§ **INPUT MATERIAL**:
"""
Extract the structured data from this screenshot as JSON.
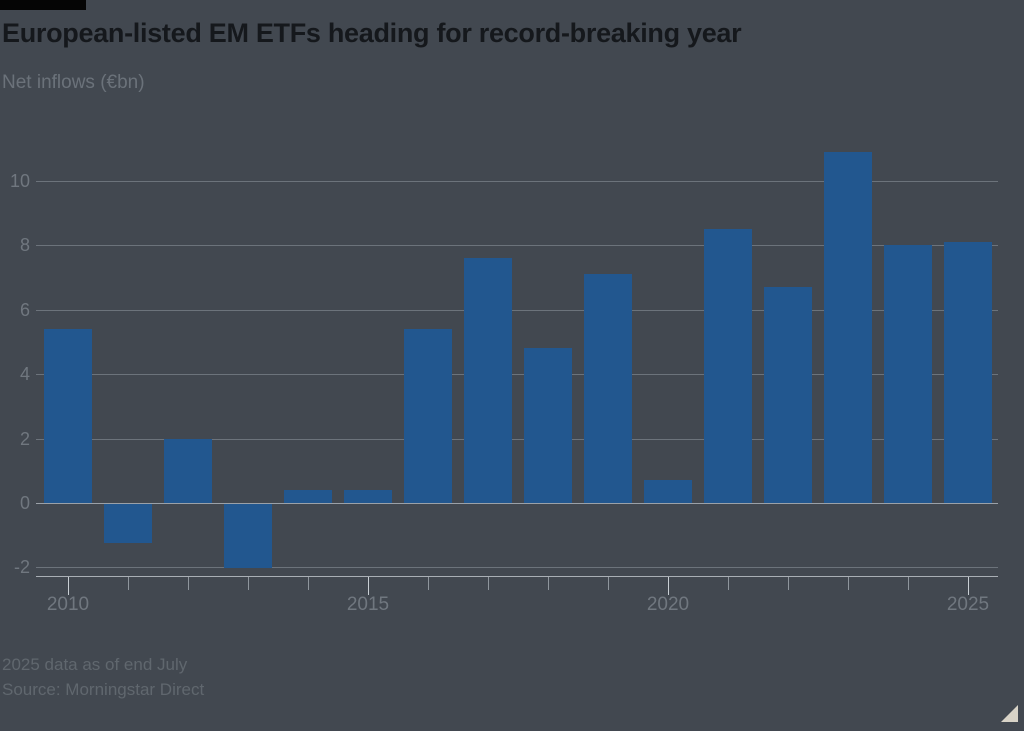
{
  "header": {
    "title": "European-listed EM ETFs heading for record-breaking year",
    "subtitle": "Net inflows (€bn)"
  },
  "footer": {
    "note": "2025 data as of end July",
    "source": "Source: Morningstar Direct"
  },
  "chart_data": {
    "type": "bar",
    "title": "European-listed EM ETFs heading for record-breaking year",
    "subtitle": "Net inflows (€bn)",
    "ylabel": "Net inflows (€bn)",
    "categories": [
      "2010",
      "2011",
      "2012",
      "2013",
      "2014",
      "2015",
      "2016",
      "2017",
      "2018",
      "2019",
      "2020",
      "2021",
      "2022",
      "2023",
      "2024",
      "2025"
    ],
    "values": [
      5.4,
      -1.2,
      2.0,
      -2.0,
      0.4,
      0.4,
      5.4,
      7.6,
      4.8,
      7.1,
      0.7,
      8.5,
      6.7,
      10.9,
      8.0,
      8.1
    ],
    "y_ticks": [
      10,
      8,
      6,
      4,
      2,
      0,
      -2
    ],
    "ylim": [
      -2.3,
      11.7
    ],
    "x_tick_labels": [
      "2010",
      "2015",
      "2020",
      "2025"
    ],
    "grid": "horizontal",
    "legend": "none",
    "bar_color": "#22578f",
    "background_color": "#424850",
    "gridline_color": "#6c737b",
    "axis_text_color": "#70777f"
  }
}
"""
"""
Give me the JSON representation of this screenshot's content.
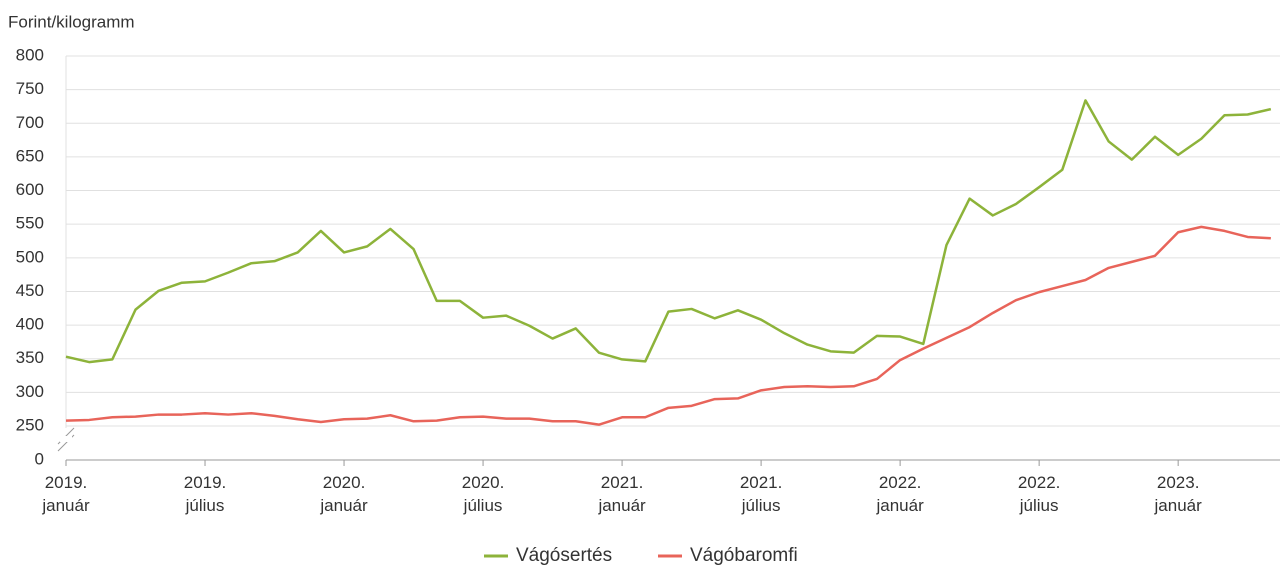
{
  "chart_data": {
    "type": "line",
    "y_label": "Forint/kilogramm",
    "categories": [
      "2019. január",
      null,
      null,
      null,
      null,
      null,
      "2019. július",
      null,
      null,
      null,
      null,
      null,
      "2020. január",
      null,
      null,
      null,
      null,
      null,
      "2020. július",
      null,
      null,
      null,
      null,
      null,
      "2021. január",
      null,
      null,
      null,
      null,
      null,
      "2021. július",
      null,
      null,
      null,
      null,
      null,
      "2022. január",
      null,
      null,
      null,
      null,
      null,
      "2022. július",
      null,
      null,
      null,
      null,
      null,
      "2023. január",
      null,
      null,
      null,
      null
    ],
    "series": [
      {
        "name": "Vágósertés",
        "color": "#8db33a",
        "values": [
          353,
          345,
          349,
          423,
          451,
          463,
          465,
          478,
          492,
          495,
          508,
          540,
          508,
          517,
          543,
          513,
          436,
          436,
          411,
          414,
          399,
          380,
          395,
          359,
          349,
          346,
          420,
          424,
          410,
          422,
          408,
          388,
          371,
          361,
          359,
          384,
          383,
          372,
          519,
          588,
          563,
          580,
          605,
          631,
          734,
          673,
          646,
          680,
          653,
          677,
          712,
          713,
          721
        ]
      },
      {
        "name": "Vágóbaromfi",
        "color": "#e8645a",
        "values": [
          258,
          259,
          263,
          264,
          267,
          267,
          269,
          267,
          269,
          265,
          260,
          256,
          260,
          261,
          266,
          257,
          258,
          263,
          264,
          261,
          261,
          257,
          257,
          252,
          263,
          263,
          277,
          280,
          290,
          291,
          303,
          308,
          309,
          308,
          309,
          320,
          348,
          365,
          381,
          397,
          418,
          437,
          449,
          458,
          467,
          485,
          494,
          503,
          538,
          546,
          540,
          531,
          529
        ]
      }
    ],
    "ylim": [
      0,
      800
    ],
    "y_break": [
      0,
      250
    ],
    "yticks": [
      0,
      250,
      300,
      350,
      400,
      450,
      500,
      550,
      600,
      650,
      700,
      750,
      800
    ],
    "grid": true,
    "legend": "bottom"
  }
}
"""
"""
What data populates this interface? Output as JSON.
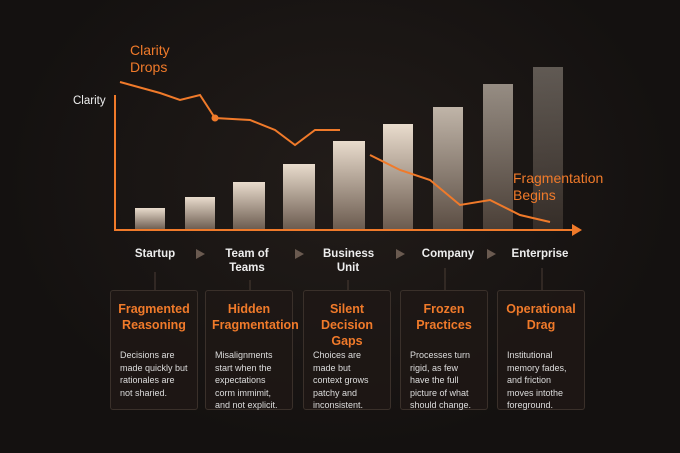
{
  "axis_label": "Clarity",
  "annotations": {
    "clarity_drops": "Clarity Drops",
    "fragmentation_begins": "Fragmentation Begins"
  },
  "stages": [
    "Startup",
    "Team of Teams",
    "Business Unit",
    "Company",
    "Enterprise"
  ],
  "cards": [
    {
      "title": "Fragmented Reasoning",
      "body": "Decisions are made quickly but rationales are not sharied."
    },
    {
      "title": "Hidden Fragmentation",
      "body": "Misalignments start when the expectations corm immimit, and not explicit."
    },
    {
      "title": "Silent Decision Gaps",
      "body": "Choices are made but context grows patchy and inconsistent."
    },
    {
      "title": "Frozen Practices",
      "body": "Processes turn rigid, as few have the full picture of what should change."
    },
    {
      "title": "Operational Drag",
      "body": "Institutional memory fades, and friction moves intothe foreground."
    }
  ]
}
"""
Write only the number of lines in the records that include the word "Clarity".

2